[Set task] Only lines with the string "Sygnalizuje" matter here; gather them from the material below.

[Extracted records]
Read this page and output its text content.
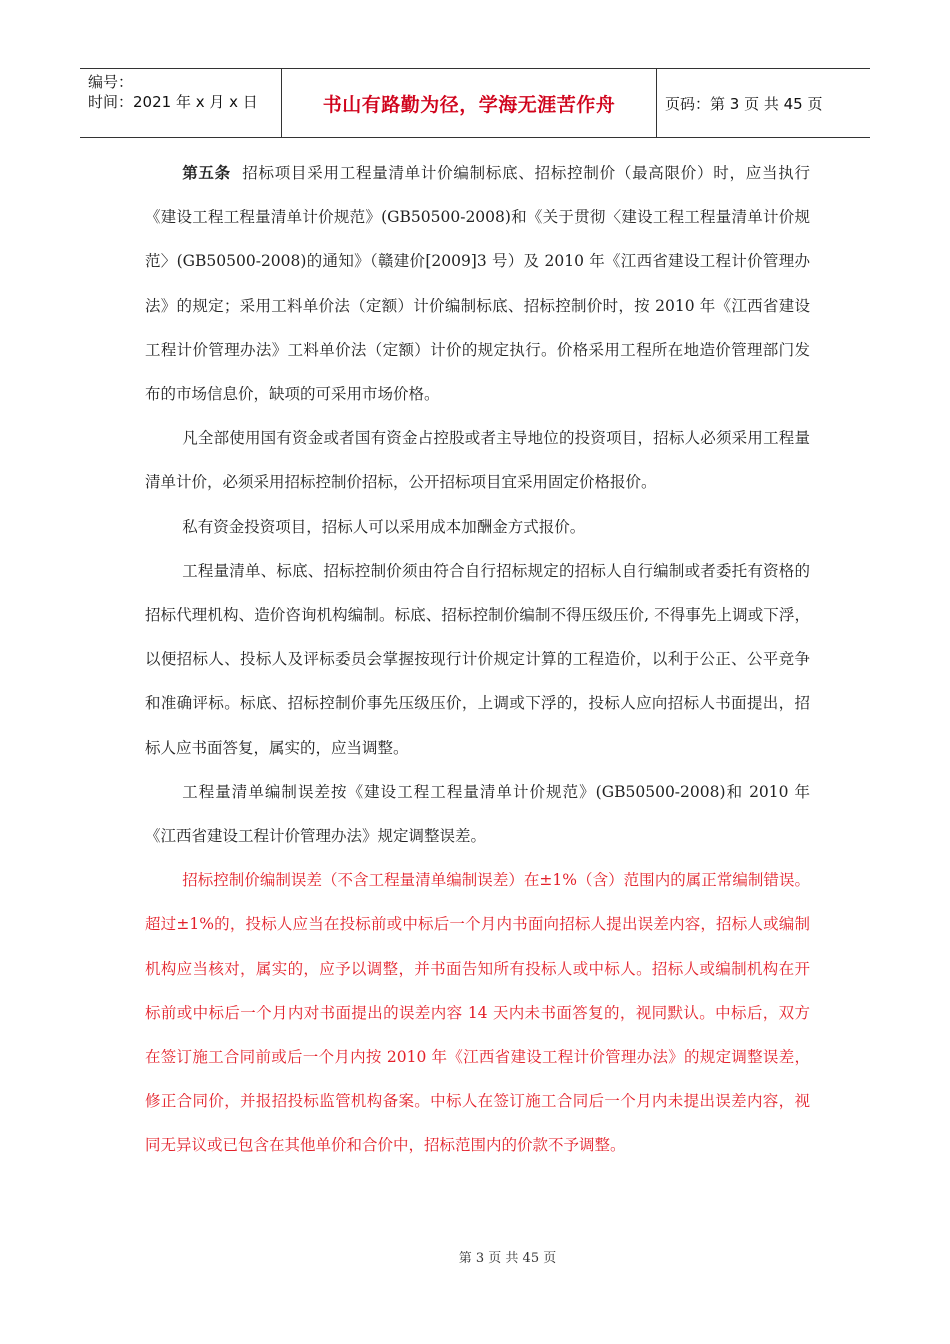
编号：
时间：2021 年 x 月 x 日	书山有路勤为径，学海无涯苦作舟	页码：第 3 页 共 45 页

第五条 招标项目采用工程量清单计价编制标底、招标控制价（最高限价）时，应当执行《建设工程工程量清单计价规范》(GB50500-2008)和《关于贯彻〈建设工程工程量清单计价规范〉(GB50500-2008)的通知》（赣建价[2009]3 号）及 2010 年《江西省建设工程计价管理办法》的规定；采用工料单价法（定额）计价编制标底、招标控制价时，按 2010 年《江西省建设工程计价管理办法》工料单价法（定额）计价的规定执行。价格采用工程所在地造价管理部门发布的市场信息价，缺项的可采用市场价格。

凡全部使用国有资金或者国有资金占控股或者主导地位的投资项目，招标人必须采用工程量清单计价，必须采用招标控制价招标，公开招标项目宜采用固定价格报价。

私有资金投资项目，招标人可以采用成本加酬金方式报价。

工程量清单、标底、招标控制价须由符合自行招标规定的招标人自行编制或者委托有资格的招标代理机构、造价咨询机构编制。标底、招标控制价编制不得压级压价, 不得事先上调或下浮，以便招标人、投标人及评标委员会掌握按现行计价规定计算的工程造价，以利于公正、公平竞争和准确评标。标底、招标控制价事先压级压价，上调或下浮的，投标人应向招标人书面提出，招标人应书面答复，属实的，应当调整。

工程量清单编制误差按《建设工程工程量清单计价规范》(GB50500-2008)和 2010 年《江西省建设工程计价管理办法》规定调整误差。

招标控制价编制误差（不含工程量清单编制误差）在±1%（含）范围内的属正常编制错误。超过±1%的，投标人应当在投标前或中标后一个月内书面向招标人提出误差内容，招标人或编制机构应当核对，属实的，应予以调整，并书面告知所有投标人或中标人。招标人或编制机构在开标前或中标后一个月内对书面提出的误差内容 14 天内未书面答复的，视同默认。中标后，双方在签订施工合同前或后一个月内按 2010 年《江西省建设工程计价管理办法》的规定调整误差，修正合同价，并报招投标监管机构备案。中标人在签订施工合同后一个月内未提出误差内容，视同无异议或已包含在其他单价和合价中，招标范围内的价款不予调整。

第 3 页 共 45 页
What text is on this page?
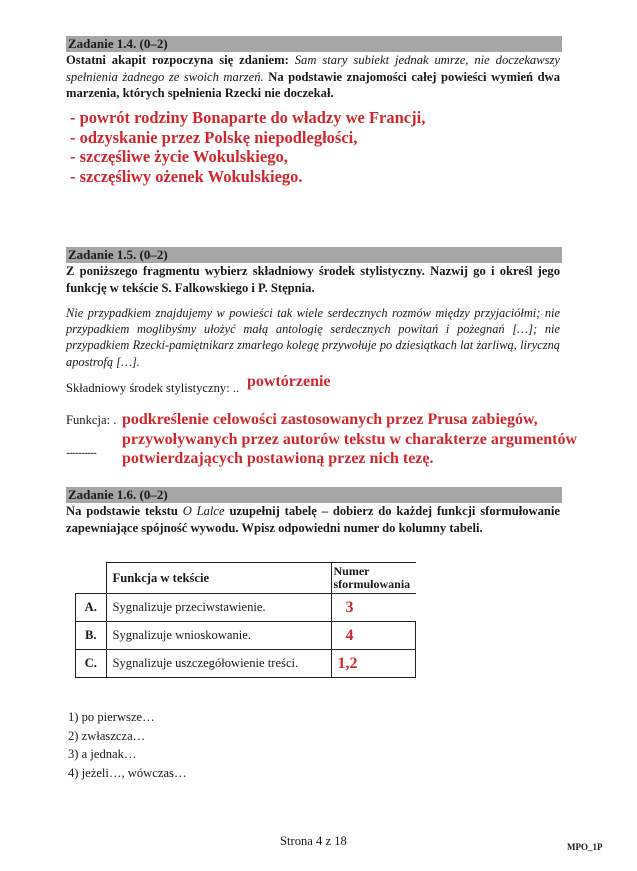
Zadanie 1.4. (0–2)
Ostatni akapit rozpoczyna się zdaniem: Sam stary subiekt jednak umrze, nie doczekawszy spełnienia żadnego ze swoich marzeń. Na podstawie znajomości całej powieści wymień dwa marzenia, których spełnienia Rzecki nie doczekał.
- powrót rodziny Bonaparte do władzy we Francji,
- odzyskanie przez Polskę niepodległości,
- szczęśliwe życie Wokulskiego,
- szczęśliwy ożenek Wokulskiego.
Zadanie 1.5. (0–2)
Z poniższego fragmentu wybierz składniowy środek stylistyczny. Nazwij go i określ jego funkcję w tekście S. Falkowskiego i P. Stępnia.
Nie przypadkiem znajdujemy w powieści tak wiele serdecznych rozmów między przyjaciółmi; nie przypadkiem moglibyśmy ułożyć małą antologię serdecznych powitań i pożegnań […]; nie przypadkiem Rzecki-pamiętnikarz zmarłego kolegę przywołuje po dziesiątkach lat żarliwą, liryczną apostrofą […].
Składniowy środek stylistyczny: .. powtórzenie
Funkcja: .
....................
podkreślenie celowości zastosowanych przez Prusa zabiegów,
przywoływanych przez autorów tekstu w charakterze argumentów
potwierdzających postawioną przez nich tezę.
Zadanie 1.6. (0–2)
Na podstawie tekstu O Lalce uzupełnij tabelę – dobierz do każdej funkcji sformułowanie zapewniające spójność wywodu. Wpisz odpowiedni numer do kolumny tabeli.
	Funkcja w tekście	Numer sformułowania
A.	Sygnalizuje przeciwstawienie.	3
B.	Sygnalizuje wnioskowanie.	4
C.	Sygnalizuje uszczegółowienie treści.	1,2
1) po pierwsze…
2) zwłaszcza…
3) a jednak…
4) jeżeli…, wówczas…
Strona 4 z 18	MPO_1P
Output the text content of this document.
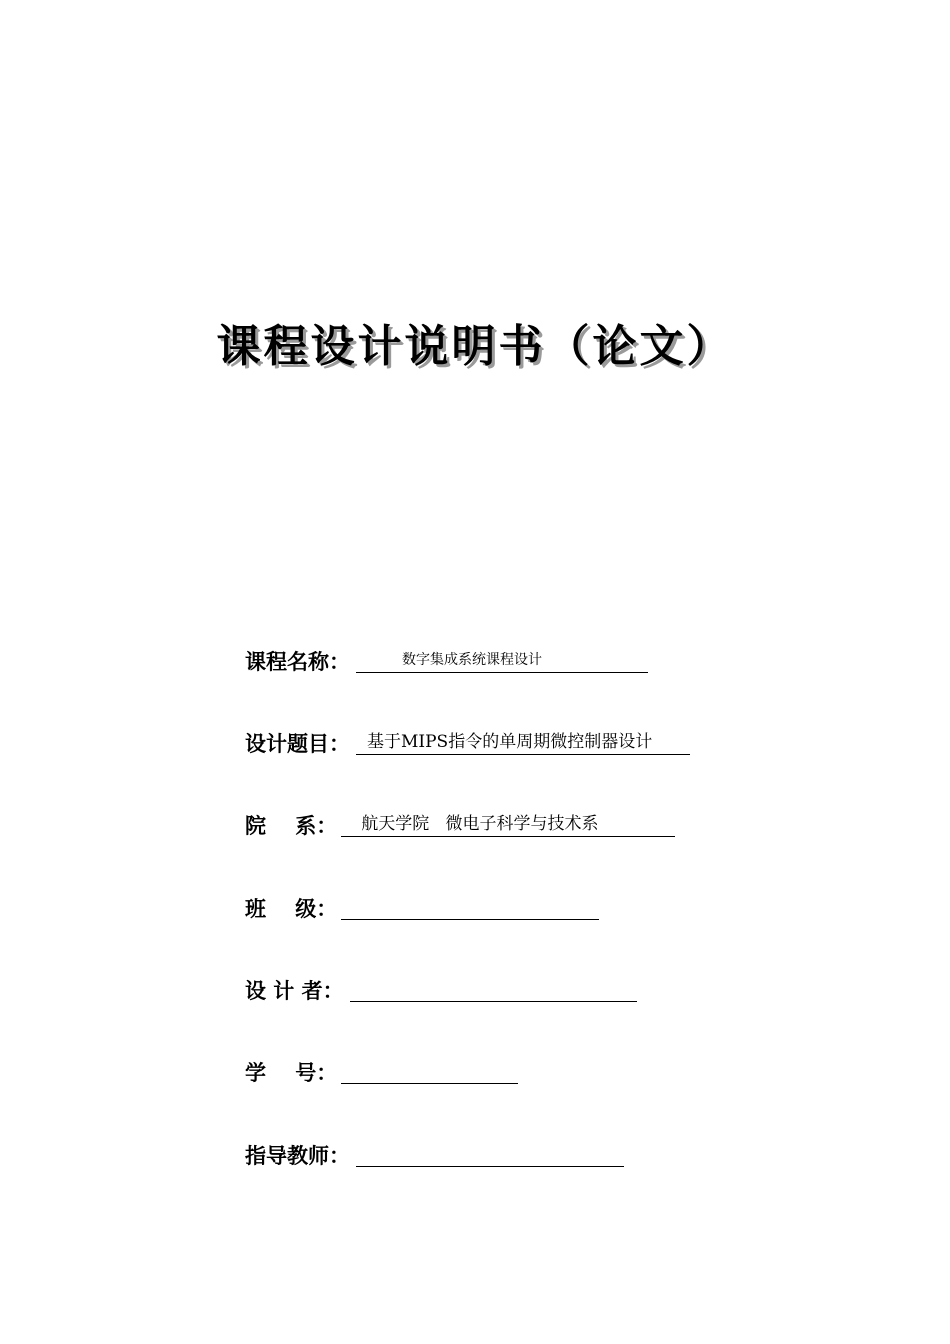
课程设计说明书（论文）
课程名称：	数字集成系统课程设计
设计题目：	基于MIPS指令的单周期微控制器设计
院    系：	航天学院   微电子科学与技术系
班    级：
设 计 者：
学    号：
指导教师：
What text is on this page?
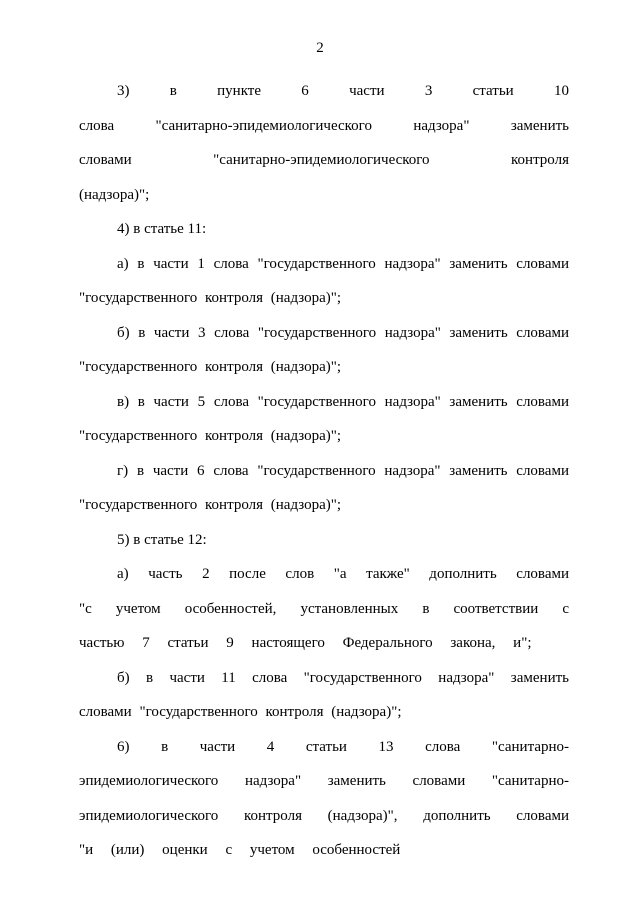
2

3) в пункте 6 части 3 статьи 10 слова "санитарно-эпидемиологического надзора" заменить словами "санитарно-эпидемиологического контроля (надзора)";

4) в статье 11:

а) в части 1 слова "государственного надзора" заменить словами "государственного контроля (надзора)";

б) в части 3 слова "государственного надзора" заменить словами "государственного контроля (надзора)";

в) в части 5 слова "государственного надзора" заменить словами "государственного контроля (надзора)";

г) в части 6 слова "государственного надзора" заменить словами "государственного контроля (надзора)";

5) в статье 12:

а) часть 2 после слов "а также" дополнить словами "с учетом особенностей, установленных в соответствии с частью 7 статьи 9 настоящего Федерального закона, и";

б) в части 11 слова "государственного надзора" заменить словами "государственного контроля (надзора)";

6) в части 4 статьи 13 слова "санитарно-эпидемиологического надзора" заменить словами "санитарно-эпидемиологического контроля (надзора)", дополнить словами "и (или) оценки с учетом особенностей
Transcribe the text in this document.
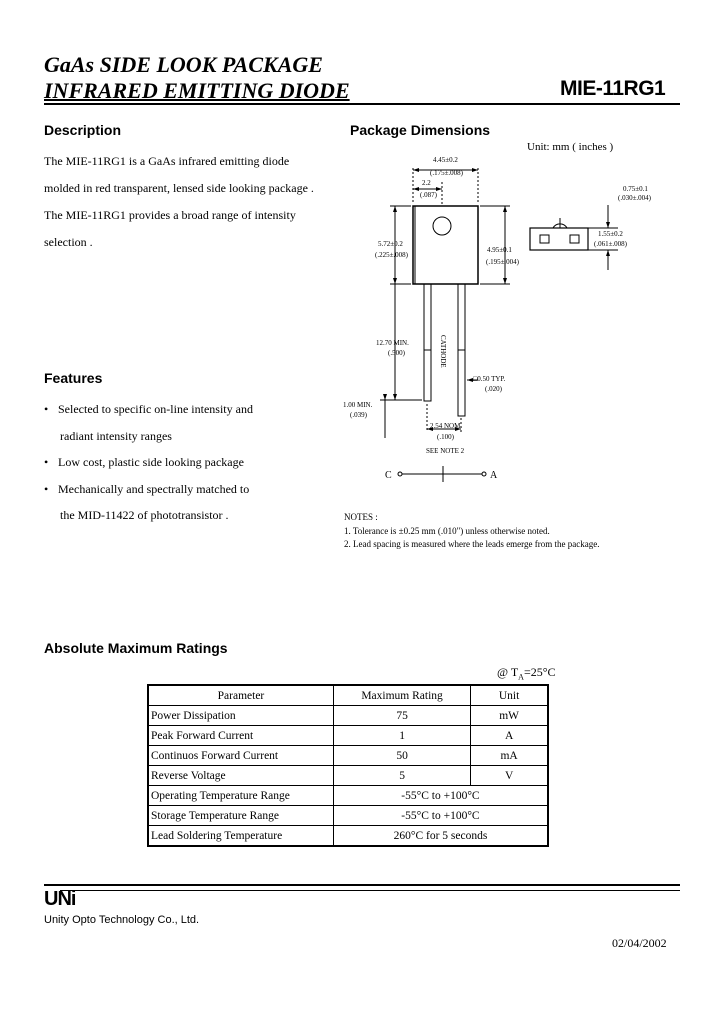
GaAs SIDE LOOK PACKAGE
INFRARED EMITTING DIODE	MIE-11RG1
Description
The MIE-11RG1 is a GaAs infrared emitting diode
molded in red transparent, lensed side looking package .
The MIE-11RG1 provides a broad range of intensity
selection .
Features
• Selected to specific on-line intensity and
radiant intensity ranges
• Low cost, plastic side looking package
• Mechanically and spectrally matched to
the MID-11422 of phototransistor .
Package Dimensions
Unit: mm ( inches )
4.45±0.2
(.175±.008)
2.2
(.087)
0.75±0.1
(.030±.004)
5.72±0.2
(.225±.008)
4.95±0.1
(.195±.004)
1.55±0.2
(.061±.008)
12.70 MIN.
(.500)	CATHODE
□0.50 TYP.
(.020)
1.00 MIN.
(.039)
2.54 NOM.
(.100)
SEE NOTE 2
C	A
NOTES :
1. Tolerance is ±0.25 mm (.010") unless otherwise noted.
2. Lead spacing is measured where the leads emerge from the package.
Absolute Maximum Ratings
@ $T_A=25^\circ C$
Parameter	Maximum Rating	Unit
Power Dissipation	75	mW
Peak Forward Current	1	A
Continuos Forward Current	50	mA
Reverse Voltage	5	V
Operating Temperature Range	-55°C to +100°C	
Storage Temperature Range	-55°C to +100°C	
Lead Soldering Temperature	260°C for 5 seconds	
UNi
Unity Opto Technology Co., Ltd.
02/04/2002
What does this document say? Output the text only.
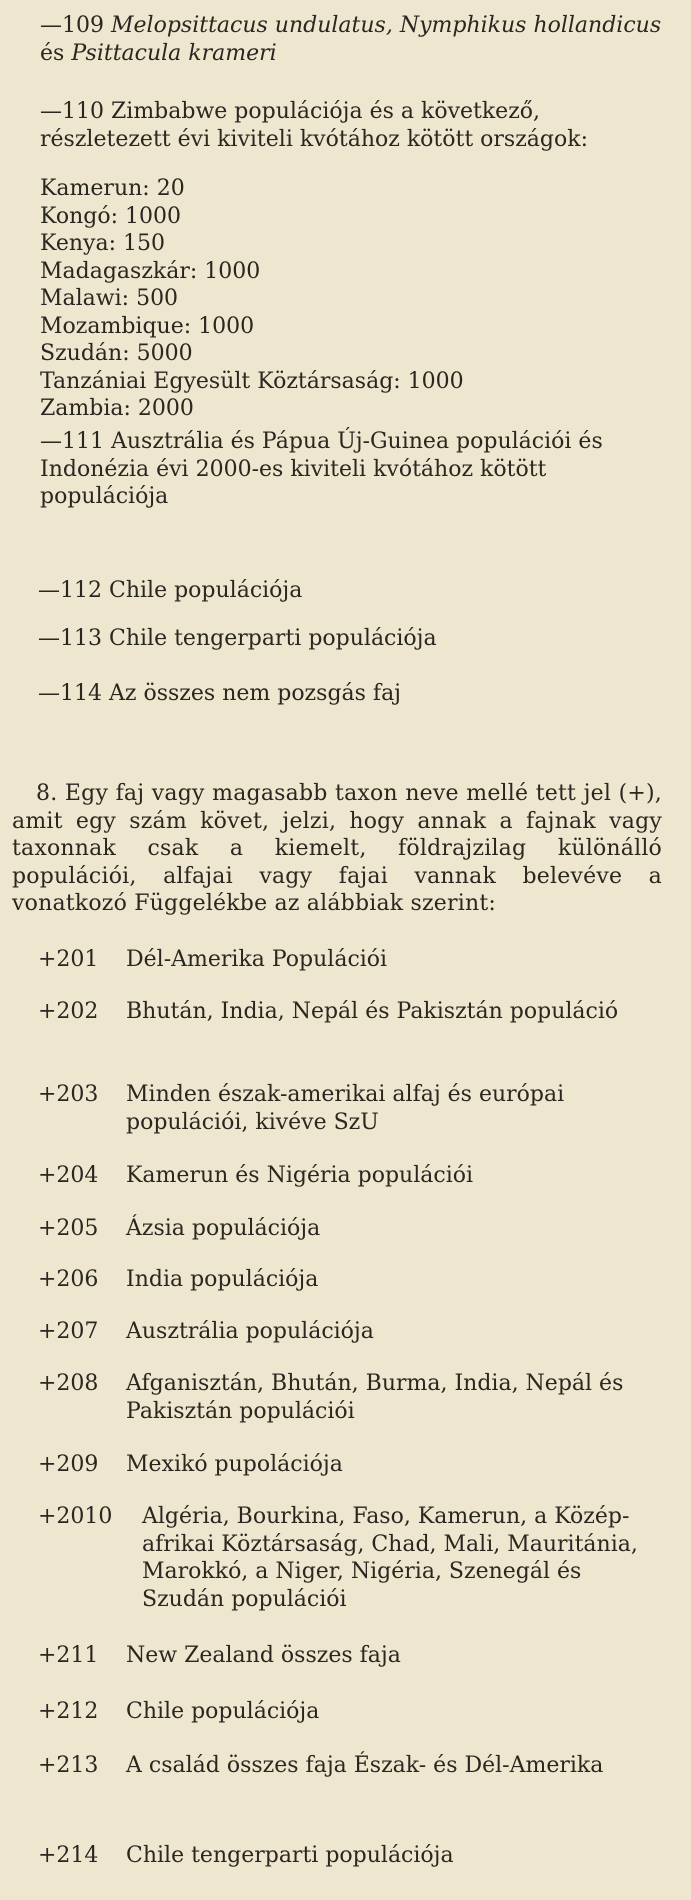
—109 Melopsittacus undulatus, Nymphikus hollandicus és Psittacula krameri
—110 Zimbabwe populációja és a következő, részletezett évi kiviteli kvótához kötött országok:
Kamerun: 20
Kongó: 1000
Kenya: 150
Madagaszkár: 1000
Malawi: 500
Mozambique: 1000
Szudán: 5000
Tanzániai Egyesült Köztársaság: 1000
Zambia: 2000
—111 Ausztrália és Pápua Új-Guinea populációi és Indonézia évi 2000-es kiviteli kvótához kötött populációja
—112 Chile populációja
—113 Chile tengerparti populációja
—114 Az összes nem pozsgás faj
8. Egy faj vagy magasabb taxon neve mellé tett jel (+), amit egy szám követ, jelzi, hogy annak a fajnak vagy taxonnak csak a kiemelt, földrajzilag különálló populációi, alfajai vagy fajai vannak belevéve a vonatkozó Függelékbe az alábbiak szerint:
+201 Dél-Amerika Populációi
+202 Bhután, India, Nepál és Pakisztán populáció
+203 Minden észak-amerikai alfaj és európai populációi, kivéve SzU
+204 Kamerun és Nigéria populációi
+205 Ázsia populációja
+206 India populációja
+207 Ausztrália populációja
+208 Afganisztán, Bhután, Burma, India, Nepál és Pakisztán populációi
+209 Mexikó pupolációja
+2010 Algéria, Bourkina, Faso, Kamerun, a Közép-afrikai Köztársaság, Chad, Mali, Mauritánia, Marokkó, a Niger, Nigéria, Szenegál és Szudán populációi
+211 New Zealand összes faja
+212 Chile populációja
+213 A család összes faja Észak- és Dél-Amerika
+214 Chile tengerparti populációja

[Complete output]
A.	Sygnalizuje przeciwstawienie.	3
B.	Sygnalizuje wnioskowanie.	4
C.	Sygnalizuje uszczegółowienie treści.	1,2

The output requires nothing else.